◆ Task to complete ◆
Look for the string "name" in every line, and copy each line that has it.

#### Dataset records

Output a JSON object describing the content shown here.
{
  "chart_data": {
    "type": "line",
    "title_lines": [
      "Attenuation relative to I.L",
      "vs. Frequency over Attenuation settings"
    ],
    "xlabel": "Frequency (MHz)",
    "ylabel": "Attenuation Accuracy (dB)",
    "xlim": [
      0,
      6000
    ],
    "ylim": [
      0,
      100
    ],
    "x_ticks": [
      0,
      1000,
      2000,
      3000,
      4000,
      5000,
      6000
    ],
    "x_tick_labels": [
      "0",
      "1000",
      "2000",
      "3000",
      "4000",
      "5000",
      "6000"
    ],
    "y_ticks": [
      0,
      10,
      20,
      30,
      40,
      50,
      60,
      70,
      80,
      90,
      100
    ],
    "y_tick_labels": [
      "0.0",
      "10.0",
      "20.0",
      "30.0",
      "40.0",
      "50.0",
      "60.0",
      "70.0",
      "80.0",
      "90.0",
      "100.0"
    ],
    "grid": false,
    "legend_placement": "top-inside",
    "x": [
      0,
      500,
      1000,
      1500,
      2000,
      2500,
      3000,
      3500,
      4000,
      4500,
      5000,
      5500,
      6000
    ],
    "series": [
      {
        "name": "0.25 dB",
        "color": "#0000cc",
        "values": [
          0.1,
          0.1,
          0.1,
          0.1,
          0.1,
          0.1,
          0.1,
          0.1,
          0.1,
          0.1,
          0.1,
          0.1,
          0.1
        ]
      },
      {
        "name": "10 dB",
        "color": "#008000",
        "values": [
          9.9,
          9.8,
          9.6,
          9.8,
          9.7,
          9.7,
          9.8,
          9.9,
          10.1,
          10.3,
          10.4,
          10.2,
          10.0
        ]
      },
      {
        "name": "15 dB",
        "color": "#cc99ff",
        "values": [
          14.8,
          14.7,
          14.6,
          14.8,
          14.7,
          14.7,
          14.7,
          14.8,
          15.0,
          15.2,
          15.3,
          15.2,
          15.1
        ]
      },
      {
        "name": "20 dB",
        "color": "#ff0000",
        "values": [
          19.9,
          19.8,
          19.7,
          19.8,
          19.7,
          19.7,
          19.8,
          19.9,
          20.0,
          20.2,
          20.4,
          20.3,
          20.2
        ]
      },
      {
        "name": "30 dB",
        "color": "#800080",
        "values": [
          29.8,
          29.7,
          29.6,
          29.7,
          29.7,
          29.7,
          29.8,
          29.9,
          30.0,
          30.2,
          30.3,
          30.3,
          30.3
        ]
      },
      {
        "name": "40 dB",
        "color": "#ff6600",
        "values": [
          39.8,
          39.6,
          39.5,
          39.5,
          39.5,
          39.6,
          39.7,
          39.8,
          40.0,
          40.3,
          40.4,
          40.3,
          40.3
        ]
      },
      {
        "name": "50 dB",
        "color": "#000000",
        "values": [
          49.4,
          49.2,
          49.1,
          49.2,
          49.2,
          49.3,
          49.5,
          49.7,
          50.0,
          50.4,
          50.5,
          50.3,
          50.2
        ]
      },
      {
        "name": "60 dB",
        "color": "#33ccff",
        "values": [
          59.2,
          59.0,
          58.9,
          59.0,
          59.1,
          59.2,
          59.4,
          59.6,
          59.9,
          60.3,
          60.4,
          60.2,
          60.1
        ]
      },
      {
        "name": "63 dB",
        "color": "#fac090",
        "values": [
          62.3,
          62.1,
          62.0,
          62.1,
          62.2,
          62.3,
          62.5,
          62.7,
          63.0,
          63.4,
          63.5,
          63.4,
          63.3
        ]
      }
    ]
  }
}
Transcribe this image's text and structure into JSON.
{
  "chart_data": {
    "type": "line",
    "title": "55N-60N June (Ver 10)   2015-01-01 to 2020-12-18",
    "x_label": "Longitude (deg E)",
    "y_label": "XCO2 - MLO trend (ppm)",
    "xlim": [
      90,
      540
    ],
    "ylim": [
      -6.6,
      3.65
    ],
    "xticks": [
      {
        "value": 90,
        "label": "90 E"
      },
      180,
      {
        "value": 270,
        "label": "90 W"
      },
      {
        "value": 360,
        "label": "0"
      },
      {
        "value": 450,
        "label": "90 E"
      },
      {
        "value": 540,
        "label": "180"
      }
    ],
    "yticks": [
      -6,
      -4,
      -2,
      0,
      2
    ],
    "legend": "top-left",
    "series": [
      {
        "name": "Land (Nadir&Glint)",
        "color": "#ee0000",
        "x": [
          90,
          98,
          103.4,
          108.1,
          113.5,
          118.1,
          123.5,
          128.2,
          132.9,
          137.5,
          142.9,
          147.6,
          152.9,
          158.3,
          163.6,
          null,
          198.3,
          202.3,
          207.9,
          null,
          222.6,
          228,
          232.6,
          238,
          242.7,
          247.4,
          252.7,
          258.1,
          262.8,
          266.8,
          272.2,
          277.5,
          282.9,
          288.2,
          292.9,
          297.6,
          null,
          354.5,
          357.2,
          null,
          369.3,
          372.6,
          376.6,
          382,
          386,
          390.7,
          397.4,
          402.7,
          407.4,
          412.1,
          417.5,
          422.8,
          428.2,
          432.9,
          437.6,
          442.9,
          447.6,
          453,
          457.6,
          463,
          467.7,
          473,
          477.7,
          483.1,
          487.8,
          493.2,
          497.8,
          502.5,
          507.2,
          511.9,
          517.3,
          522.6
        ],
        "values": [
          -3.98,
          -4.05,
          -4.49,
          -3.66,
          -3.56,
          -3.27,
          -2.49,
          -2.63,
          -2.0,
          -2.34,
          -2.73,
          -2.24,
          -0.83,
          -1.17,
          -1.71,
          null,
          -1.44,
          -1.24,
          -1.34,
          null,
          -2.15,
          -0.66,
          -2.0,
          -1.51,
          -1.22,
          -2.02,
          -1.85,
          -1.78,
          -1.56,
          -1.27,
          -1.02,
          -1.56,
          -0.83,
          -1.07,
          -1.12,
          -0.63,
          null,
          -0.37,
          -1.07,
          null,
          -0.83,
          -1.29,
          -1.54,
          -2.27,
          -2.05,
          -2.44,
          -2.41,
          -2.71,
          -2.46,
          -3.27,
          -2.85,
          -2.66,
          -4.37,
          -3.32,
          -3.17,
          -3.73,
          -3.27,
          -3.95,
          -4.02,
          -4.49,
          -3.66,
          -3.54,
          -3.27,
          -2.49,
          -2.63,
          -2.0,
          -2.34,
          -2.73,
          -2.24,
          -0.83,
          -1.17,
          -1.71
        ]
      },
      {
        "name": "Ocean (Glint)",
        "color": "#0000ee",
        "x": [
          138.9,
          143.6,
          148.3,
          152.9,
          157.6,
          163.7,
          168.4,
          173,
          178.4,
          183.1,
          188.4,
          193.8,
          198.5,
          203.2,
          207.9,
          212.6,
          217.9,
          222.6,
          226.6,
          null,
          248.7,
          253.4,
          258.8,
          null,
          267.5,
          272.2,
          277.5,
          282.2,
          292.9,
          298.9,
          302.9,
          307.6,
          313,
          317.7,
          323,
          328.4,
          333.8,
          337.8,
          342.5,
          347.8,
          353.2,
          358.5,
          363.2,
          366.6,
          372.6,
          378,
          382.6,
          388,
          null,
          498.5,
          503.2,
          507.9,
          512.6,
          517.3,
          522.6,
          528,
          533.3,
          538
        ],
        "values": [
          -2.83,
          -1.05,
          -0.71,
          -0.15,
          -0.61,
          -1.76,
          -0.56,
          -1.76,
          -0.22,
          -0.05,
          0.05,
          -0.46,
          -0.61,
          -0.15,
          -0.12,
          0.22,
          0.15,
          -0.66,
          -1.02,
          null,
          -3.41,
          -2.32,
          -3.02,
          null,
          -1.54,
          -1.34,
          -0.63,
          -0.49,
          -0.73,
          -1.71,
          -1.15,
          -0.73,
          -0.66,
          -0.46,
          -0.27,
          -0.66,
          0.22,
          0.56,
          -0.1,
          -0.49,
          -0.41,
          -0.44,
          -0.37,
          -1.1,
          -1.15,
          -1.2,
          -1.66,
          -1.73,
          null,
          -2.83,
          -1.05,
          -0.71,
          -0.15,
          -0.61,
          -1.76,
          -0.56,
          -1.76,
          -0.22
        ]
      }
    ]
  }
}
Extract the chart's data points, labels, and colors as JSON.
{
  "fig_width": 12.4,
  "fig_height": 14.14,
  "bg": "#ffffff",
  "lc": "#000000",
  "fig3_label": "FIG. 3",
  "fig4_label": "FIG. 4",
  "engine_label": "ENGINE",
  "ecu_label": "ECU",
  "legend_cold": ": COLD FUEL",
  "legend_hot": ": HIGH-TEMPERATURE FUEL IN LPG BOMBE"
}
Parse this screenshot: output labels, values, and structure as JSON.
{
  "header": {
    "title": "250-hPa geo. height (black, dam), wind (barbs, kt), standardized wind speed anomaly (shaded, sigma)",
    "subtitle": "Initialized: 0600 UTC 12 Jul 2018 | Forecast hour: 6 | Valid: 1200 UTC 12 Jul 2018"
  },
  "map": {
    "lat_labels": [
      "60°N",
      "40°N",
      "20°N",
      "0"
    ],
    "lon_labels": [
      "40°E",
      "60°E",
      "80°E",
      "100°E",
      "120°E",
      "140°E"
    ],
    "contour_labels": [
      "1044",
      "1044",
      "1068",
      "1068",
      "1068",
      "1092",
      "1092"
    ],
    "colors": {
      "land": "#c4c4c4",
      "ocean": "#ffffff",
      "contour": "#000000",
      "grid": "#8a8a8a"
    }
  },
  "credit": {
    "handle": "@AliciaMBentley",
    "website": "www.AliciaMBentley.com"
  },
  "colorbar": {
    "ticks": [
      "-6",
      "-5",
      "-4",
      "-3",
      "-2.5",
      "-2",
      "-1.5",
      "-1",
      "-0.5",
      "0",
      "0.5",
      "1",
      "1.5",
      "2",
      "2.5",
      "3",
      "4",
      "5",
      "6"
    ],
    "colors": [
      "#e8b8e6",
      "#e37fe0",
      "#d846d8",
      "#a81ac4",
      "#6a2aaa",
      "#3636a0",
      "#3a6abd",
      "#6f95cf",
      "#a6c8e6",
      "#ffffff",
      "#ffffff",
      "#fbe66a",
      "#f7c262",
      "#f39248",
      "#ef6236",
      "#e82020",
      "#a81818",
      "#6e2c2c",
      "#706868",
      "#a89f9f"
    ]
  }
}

########

◆ The answer ◆
        "name": "0.25 dB",
        "name": "10 dB",
        "name": "15 dB",
        "name": "20 dB",
        "name": "30 dB",
        "name": "40 dB",
        "name": "50 dB",
        "name": "60 dB",
        "name": "63 dB",
        "name": "Land (Nadir&Glint)",
        "name": "Ocean (Glint)",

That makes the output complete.